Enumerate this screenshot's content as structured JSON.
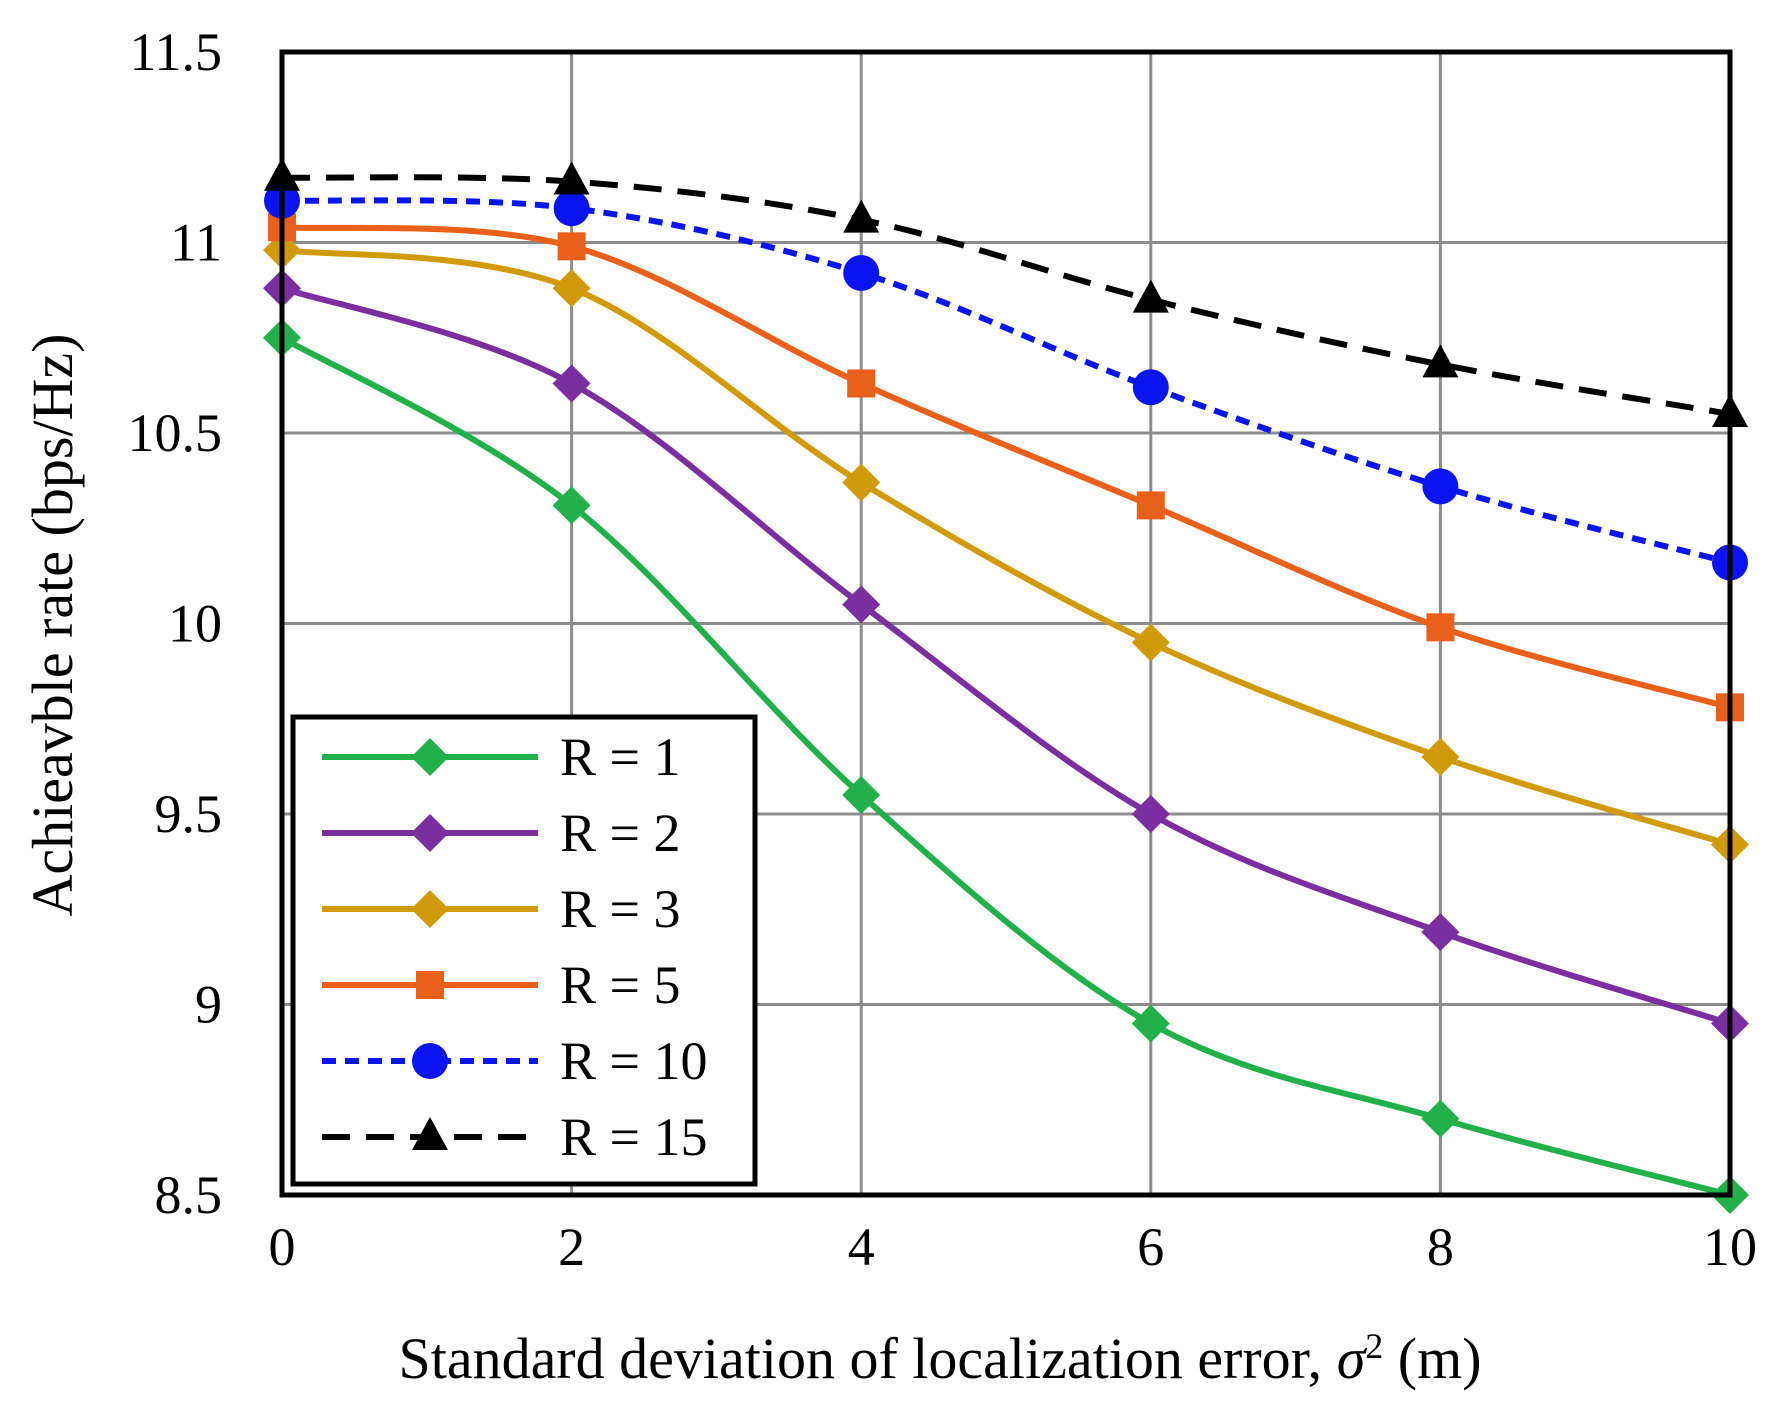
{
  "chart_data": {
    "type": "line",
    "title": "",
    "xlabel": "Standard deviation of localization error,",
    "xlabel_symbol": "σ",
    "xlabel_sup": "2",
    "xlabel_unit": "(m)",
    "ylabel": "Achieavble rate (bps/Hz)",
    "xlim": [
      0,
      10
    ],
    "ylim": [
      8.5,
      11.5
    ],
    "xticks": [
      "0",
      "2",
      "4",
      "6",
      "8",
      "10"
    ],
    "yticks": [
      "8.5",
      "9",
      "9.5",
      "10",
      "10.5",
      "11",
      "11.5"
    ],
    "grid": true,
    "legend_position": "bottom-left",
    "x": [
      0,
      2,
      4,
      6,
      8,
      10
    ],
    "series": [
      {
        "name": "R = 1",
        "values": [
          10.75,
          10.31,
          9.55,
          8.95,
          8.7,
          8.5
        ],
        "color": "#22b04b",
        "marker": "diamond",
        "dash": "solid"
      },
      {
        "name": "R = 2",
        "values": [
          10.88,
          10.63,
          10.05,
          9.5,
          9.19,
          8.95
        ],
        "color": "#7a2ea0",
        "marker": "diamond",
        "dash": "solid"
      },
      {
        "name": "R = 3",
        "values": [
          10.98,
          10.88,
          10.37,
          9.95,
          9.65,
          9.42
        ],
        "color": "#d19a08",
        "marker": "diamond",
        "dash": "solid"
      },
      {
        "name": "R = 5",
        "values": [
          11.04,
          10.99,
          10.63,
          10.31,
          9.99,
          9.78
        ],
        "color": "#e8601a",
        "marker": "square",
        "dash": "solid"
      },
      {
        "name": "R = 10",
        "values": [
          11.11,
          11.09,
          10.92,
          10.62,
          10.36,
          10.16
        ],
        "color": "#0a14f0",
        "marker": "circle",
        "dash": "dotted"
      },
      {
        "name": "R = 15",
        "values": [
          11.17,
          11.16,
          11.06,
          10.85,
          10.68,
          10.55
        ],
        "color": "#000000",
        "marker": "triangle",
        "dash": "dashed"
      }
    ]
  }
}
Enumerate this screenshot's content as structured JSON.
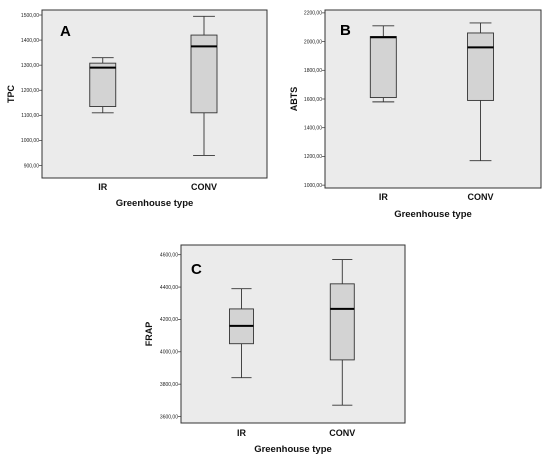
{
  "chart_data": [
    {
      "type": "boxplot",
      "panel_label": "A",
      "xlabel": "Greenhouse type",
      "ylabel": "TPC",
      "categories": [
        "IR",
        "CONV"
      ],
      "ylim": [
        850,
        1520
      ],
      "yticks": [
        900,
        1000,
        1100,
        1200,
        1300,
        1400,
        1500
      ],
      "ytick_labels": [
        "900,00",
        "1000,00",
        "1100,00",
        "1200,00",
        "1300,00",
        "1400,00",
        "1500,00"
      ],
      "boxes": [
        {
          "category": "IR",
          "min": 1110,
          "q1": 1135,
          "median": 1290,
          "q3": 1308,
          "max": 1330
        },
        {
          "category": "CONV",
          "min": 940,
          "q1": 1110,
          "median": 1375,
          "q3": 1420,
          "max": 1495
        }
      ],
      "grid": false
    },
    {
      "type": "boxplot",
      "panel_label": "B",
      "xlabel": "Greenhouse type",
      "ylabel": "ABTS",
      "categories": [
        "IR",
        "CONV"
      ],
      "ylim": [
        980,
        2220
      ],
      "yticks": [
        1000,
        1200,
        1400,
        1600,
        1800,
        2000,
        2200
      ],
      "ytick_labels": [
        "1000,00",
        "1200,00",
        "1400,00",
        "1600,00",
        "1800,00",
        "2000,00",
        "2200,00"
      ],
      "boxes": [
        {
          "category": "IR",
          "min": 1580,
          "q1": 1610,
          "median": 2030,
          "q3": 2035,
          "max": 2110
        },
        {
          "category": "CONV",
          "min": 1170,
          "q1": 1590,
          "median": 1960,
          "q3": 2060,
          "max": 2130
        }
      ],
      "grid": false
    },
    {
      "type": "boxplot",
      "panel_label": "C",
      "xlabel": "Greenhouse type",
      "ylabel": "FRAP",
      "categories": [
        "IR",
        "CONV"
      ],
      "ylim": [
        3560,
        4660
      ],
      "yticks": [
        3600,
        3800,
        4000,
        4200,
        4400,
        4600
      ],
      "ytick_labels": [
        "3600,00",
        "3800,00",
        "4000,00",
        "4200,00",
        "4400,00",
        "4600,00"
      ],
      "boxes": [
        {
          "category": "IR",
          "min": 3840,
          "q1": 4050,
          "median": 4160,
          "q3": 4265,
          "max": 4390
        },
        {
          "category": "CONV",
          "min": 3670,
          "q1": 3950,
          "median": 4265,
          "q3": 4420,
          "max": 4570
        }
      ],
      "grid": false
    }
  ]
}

════════

Copy all the lines of data exactly as they appear, dropping any images.

Enumerate this screenshot's content as structured JSON.
{
  "chart_data": {
    "type": "line",
    "title": "",
    "xlabel": "Standard deviation of localization error,",
    "xlabel_symbol": "σ",
    "xlabel_sup": "2",
    "xlabel_unit": "(m)",
    "ylabel": "Achieavble rate (bps/Hz)",
    "xlim": [
      0,
      10
    ],
    "ylim": [
      8.5,
      11.5
    ],
    "xticks": [
      "0",
      "2",
      "4",
      "6",
      "8",
      "10"
    ],
    "yticks": [
      "8.5",
      "9",
      "9.5",
      "10",
      "10.5",
      "11",
      "11.5"
    ],
    "grid": true,
    "legend_position": "bottom-left",
    "x": [
      0,
      2,
      4,
      6,
      8,
      10
    ],
    "series": [
      {
        "name": "R = 1",
        "values": [
          10.75,
          10.31,
          9.55,
          8.95,
          8.7,
          8.5
        ],
        "color": "#22b04b",
        "marker": "diamond",
        "dash": "solid"
      },
      {
        "name": "R = 2",
        "values": [
          10.88,
          10.63,
          10.05,
          9.5,
          9.19,
          8.95
        ],
        "color": "#7a2ea0",
        "marker": "diamond",
        "dash": "solid"
      },
      {
        "name": "R = 3",
        "values": [
          10.98,
          10.88,
          10.37,
          9.95,
          9.65,
          9.42
        ],
        "color": "#d19a08",
        "marker": "diamond",
        "dash": "solid"
      },
      {
        "name": "R = 5",
        "values": [
          11.04,
          10.99,
          10.63,
          10.31,
          9.99,
          9.78
        ],
        "color": "#e8601a",
        "marker": "square",
        "dash": "solid"
      },
      {
        "name": "R = 10",
        "values": [
          11.11,
          11.09,
          10.92,
          10.62,
          10.36,
          10.16
        ],
        "color": "#0a14f0",
        "marker": "circle",
        "dash": "dotted"
      },
      {
        "name": "R = 15",
        "values": [
          11.17,
          11.16,
          11.06,
          10.85,
          10.68,
          10.55
        ],
        "color": "#000000",
        "marker": "triangle",
        "dash": "dashed"
      }
    ]
  }
}
Enumerate this screenshot's content as structured JSON.
{
  "chart_data": [
    {
      "type": "boxplot",
      "panel_label": "A",
      "xlabel": "Greenhouse type",
      "ylabel": "TPC",
      "categories": [
        "IR",
        "CONV"
      ],
      "ylim": [
        850,
        1520
      ],
      "yticks": [
        900,
        1000,
        1100,
        1200,
        1300,
        1400,
        1500
      ],
      "ytick_labels": [
        "900,00",
        "1000,00",
        "1100,00",
        "1200,00",
        "1300,00",
        "1400,00",
        "1500,00"
      ],
      "boxes": [
        {
          "category": "IR",
          "min": 1110,
          "q1": 1135,
          "median": 1290,
          "q3": 1308,
          "max": 1330
        },
        {
          "category": "CONV",
          "min": 940,
          "q1": 1110,
          "median": 1375,
          "q3": 1420,
          "max": 1495
        }
      ],
      "grid": false
    },
    {
      "type": "boxplot",
      "panel_label": "B",
      "xlabel": "Greenhouse type",
      "ylabel": "ABTS",
      "categories": [
        "IR",
        "CONV"
      ],
      "ylim": [
        980,
        2220
      ],
      "yticks": [
        1000,
        1200,
        1400,
        1600,
        1800,
        2000,
        2200
      ],
      "ytick_labels": [
        "1000,00",
        "1200,00",
        "1400,00",
        "1600,00",
        "1800,00",
        "2000,00",
        "2200,00"
      ],
      "boxes": [
        {
          "category": "IR",
          "min": 1580,
          "q1": 1610,
          "median": 2030,
          "q3": 2035,
          "max": 2110
        },
        {
          "category": "CONV",
          "min": 1170,
          "q1": 1590,
          "median": 1960,
          "q3": 2060,
          "max": 2130
        }
      ],
      "grid": false
    },
    {
      "type": "boxplot",
      "panel_label": "C",
      "xlabel": "Greenhouse type",
      "ylabel": "FRAP",
      "categories": [
        "IR",
        "CONV"
      ],
      "ylim": [
        3560,
        4660
      ],
      "yticks": [
        3600,
        3800,
        4000,
        4200,
        4400,
        4600
      ],
      "ytick_labels": [
        "3600,00",
        "3800,00",
        "4000,00",
        "4200,00",
        "4400,00",
        "4600,00"
      ],
      "boxes": [
        {
          "category": "IR",
          "min": 3840,
          "q1": 4050,
          "median": 4160,
          "q3": 4265,
          "max": 4390
        },
        {
          "category": "CONV",
          "min": 3670,
          "q1": 3950,
          "median": 4265,
          "q3": 4420,
          "max": 4570
        }
      ],
      "grid": false
    }
  ]
}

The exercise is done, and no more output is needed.